Omit the images, then output each of the records below exactly.

******

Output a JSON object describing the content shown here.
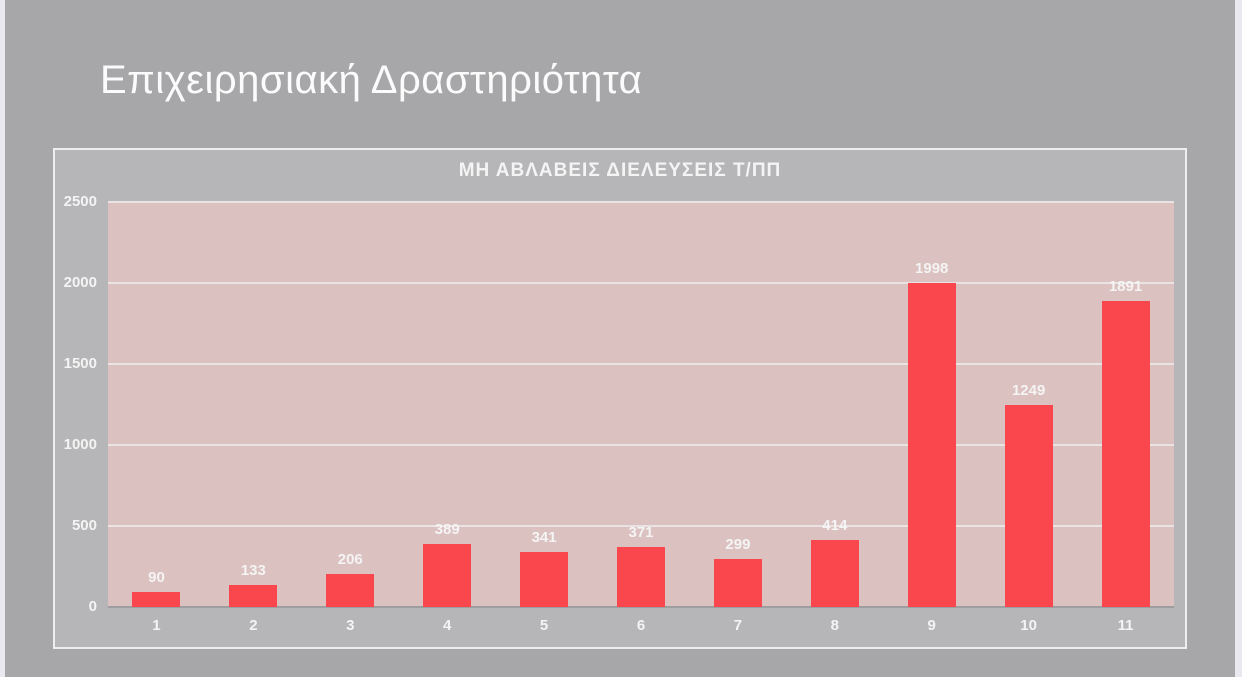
{
  "slide": {
    "title": "Επιχειρησιακή Δραστηριότητα"
  },
  "chart_data": {
    "type": "bar",
    "title": "ΜΗ ΑΒΛΑΒΕΙΣ ΔΙΕΛΕΥΣΕΙΣ Τ/ΠΠ",
    "categories": [
      "1",
      "2",
      "3",
      "4",
      "5",
      "6",
      "7",
      "8",
      "9",
      "10",
      "11"
    ],
    "values": [
      90,
      133,
      206,
      389,
      341,
      371,
      299,
      414,
      1998,
      1249,
      1891
    ],
    "data_labels_shown": true,
    "xlabel": "",
    "ylabel": "",
    "ylim": [
      0,
      2500
    ],
    "yticks": [
      0,
      500,
      1000,
      1500,
      2000,
      2500
    ],
    "grid": "horizontal",
    "legend": "none"
  },
  "colors": {
    "background": "#a7a6a8",
    "edge_strip": "#e9e8f0",
    "frame_fill": "#b6b5b7",
    "frame_border": "#ededed",
    "plot_fill": "#dcc1c1",
    "bar": "#fa474e",
    "gridline": "#eae3e3",
    "axis_line": "#9e9d9f",
    "text": "#f5f4f4"
  }
}
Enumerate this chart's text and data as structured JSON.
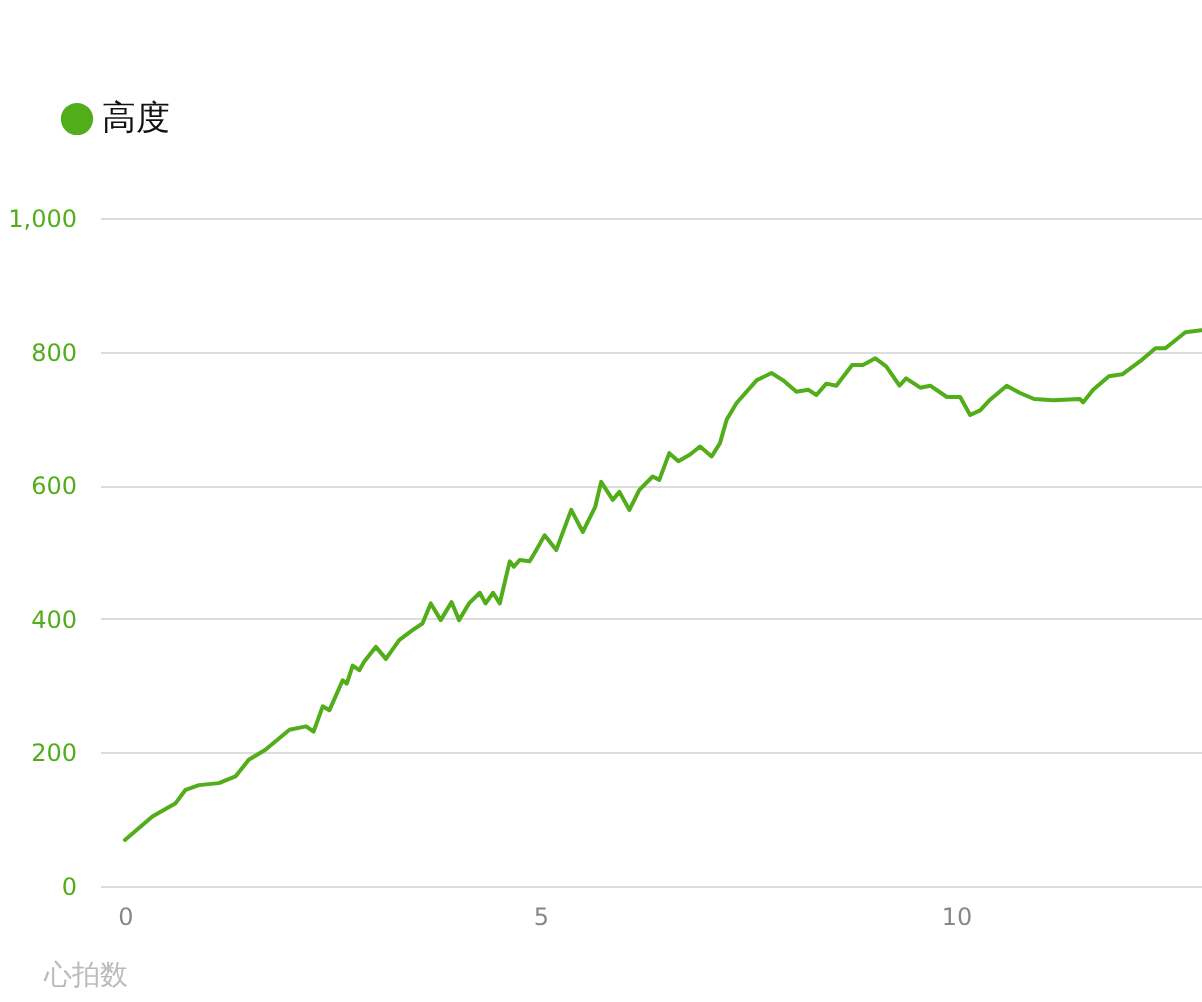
{
  "chart_data": {
    "type": "line",
    "legend": "top left",
    "grid": "y",
    "marker": "none",
    "line_style": "solid",
    "xlim": [
      -0.3,
      12.96
    ],
    "xticks": [
      0,
      5,
      10
    ],
    "ylim": [
      0,
      1000
    ],
    "yticks": [
      {
        "value": 0,
        "label": "0"
      },
      {
        "value": 200,
        "label": "200"
      },
      {
        "value": 400,
        "label": "400"
      },
      {
        "value": 600,
        "label": "600"
      },
      {
        "value": 800,
        "label": "800"
      },
      {
        "value": 1000,
        "label": "1,000"
      }
    ],
    "annotations": [
      "心拍数"
    ],
    "series": [
      {
        "name": "高度",
        "color": "#52ad1a",
        "x": [
          0,
          0.33,
          0.61,
          0.73,
          0.89,
          1.13,
          1.33,
          1.49,
          1.69,
          1.98,
          2.18,
          2.27,
          2.38,
          2.46,
          2.62,
          2.67,
          2.74,
          2.82,
          2.88,
          3.02,
          3.14,
          3.3,
          3.46,
          3.58,
          3.68,
          3.8,
          3.93,
          4.02,
          4.14,
          4.27,
          4.34,
          4.43,
          4.51,
          4.63,
          4.68,
          4.75,
          4.87,
          4.95,
          5.05,
          5.19,
          5.37,
          5.51,
          5.66,
          5.73,
          5.87,
          5.95,
          6.07,
          6.19,
          6.35,
          6.43,
          6.55,
          6.66,
          6.8,
          6.92,
          7.06,
          7.16,
          7.24,
          7.36,
          7.6,
          7.78,
          7.92,
          8.08,
          8.22,
          8.32,
          8.44,
          8.56,
          8.75,
          8.88,
          9.03,
          9.16,
          9.32,
          9.4,
          9.57,
          9.69,
          9.89,
          10.05,
          10.17,
          10.29,
          10.41,
          10.61,
          10.77,
          10.94,
          11.17,
          11.49,
          11.53,
          11.65,
          11.84,
          12.0,
          12.22,
          12.4,
          12.52,
          12.76,
          12.95
        ],
        "values": [
          69,
          104,
          124,
          144,
          151,
          154,
          164,
          189,
          204,
          234,
          239,
          231,
          269,
          263,
          308,
          303,
          330,
          323,
          336,
          358,
          340,
          368,
          383,
          393,
          423,
          398,
          425,
          398,
          423,
          439,
          423,
          439,
          423,
          486,
          478,
          488,
          486,
          503,
          525,
          503,
          563,
          530,
          568,
          605,
          578,
          590,
          563,
          593,
          613,
          608,
          648,
          636,
          646,
          658,
          643,
          663,
          698,
          723,
          757,
          768,
          757,
          740,
          743,
          735,
          752,
          749,
          780,
          780,
          790,
          778,
          749,
          760,
          746,
          749,
          732,
          732,
          705,
          712,
          728,
          749,
          738,
          729,
          727,
          729,
          724,
          743,
          763,
          766,
          786,
          805,
          805,
          829,
          832
        ]
      }
    ]
  }
}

******

- _Full response_:
Output a JSON object describing the content shown here.
{
  "slide": {
    "title": "Επιχειρησιακή Δραστηριότητα"
  },
  "chart_data": {
    "type": "bar",
    "title": "ΜΗ ΑΒΛΑΒΕΙΣ ΔΙΕΛΕΥΣΕΙΣ Τ/ΠΠ",
    "categories": [
      "1",
      "2",
      "3",
      "4",
      "5",
      "6",
      "7",
      "8",
      "9",
      "10",
      "11"
    ],
    "values": [
      90,
      133,
      206,
      389,
      341,
      371,
      299,
      414,
      1998,
      1249,
      1891
    ],
    "data_labels_shown": true,
    "xlabel": "",
    "ylabel": "",
    "ylim": [
      0,
      2500
    ],
    "yticks": [
      0,
      500,
      1000,
      1500,
      2000,
      2500
    ],
    "grid": "horizontal",
    "legend": "none"
  },
  "colors": {
    "background": "#a7a6a8",
    "edge_strip": "#e9e8f0",
    "frame_fill": "#b6b5b7",
    "frame_border": "#ededed",
    "plot_fill": "#dcc1c1",
    "bar": "#fa474e",
    "gridline": "#eae3e3",
    "axis_line": "#9e9d9f",
    "text": "#f5f4f4"
  }
}
Enumerate this chart's text and data as structured JSON.
{
  "chart_data": {
    "type": "line",
    "legend": "top left",
    "grid": "y",
    "marker": "none",
    "line_style": "solid",
    "xlim": [
      -0.3,
      12.96
    ],
    "xticks": [
      0,
      5,
      10
    ],
    "ylim": [
      0,
      1000
    ],
    "yticks": [
      {
        "value": 0,
        "label": "0"
      },
      {
        "value": 200,
        "label": "200"
      },
      {
        "value": 400,
        "label": "400"
      },
      {
        "value": 600,
        "label": "600"
      },
      {
        "value": 800,
        "label": "800"
      },
      {
        "value": 1000,
        "label": "1,000"
      }
    ],
    "annotations": [
      "心拍数"
    ],
    "series": [
      {
        "name": "高度",
        "color": "#52ad1a",
        "x": [
          0,
          0.33,
          0.61,
          0.73,
          0.89,
          1.13,
          1.33,
          1.49,
          1.69,
          1.98,
          2.18,
          2.27,
          2.38,
          2.46,
          2.62,
          2.67,
          2.74,
          2.82,
          2.88,
          3.02,
          3.14,
          3.3,
          3.46,
          3.58,
          3.68,
          3.8,
          3.93,
          4.02,
          4.14,
          4.27,
          4.34,
          4.43,
          4.51,
          4.63,
          4.68,
          4.75,
          4.87,
          4.95,
          5.05,
          5.19,
          5.37,
          5.51,
          5.66,
          5.73,
          5.87,
          5.95,
          6.07,
          6.19,
          6.35,
          6.43,
          6.55,
          6.66,
          6.8,
          6.92,
          7.06,
          7.16,
          7.24,
          7.36,
          7.6,
          7.78,
          7.92,
          8.08,
          8.22,
          8.32,
          8.44,
          8.56,
          8.75,
          8.88,
          9.03,
          9.16,
          9.32,
          9.4,
          9.57,
          9.69,
          9.89,
          10.05,
          10.17,
          10.29,
          10.41,
          10.61,
          10.77,
          10.94,
          11.17,
          11.49,
          11.53,
          11.65,
          11.84,
          12.0,
          12.22,
          12.4,
          12.52,
          12.76,
          12.95
        ],
        "values": [
          69,
          104,
          124,
          144,
          151,
          154,
          164,
          189,
          204,
          234,
          239,
          231,
          269,
          263,
          308,
          303,
          330,
          323,
          336,
          358,
          340,
          368,
          383,
          393,
          423,
          398,
          425,
          398,
          423,
          439,
          423,
          439,
          423,
          486,
          478,
          488,
          486,
          503,
          525,
          503,
          563,
          530,
          568,
          605,
          578,
          590,
          563,
          593,
          613,
          608,
          648,
          636,
          646,
          658,
          643,
          663,
          698,
          723,
          757,
          768,
          757,
          740,
          743,
          735,
          752,
          749,
          780,
          780,
          790,
          778,
          749,
          760,
          746,
          749,
          732,
          732,
          705,
          712,
          728,
          749,
          738,
          729,
          727,
          729,
          724,
          743,
          763,
          766,
          786,
          805,
          805,
          829,
          832
        ]
      }
    ]
  }
}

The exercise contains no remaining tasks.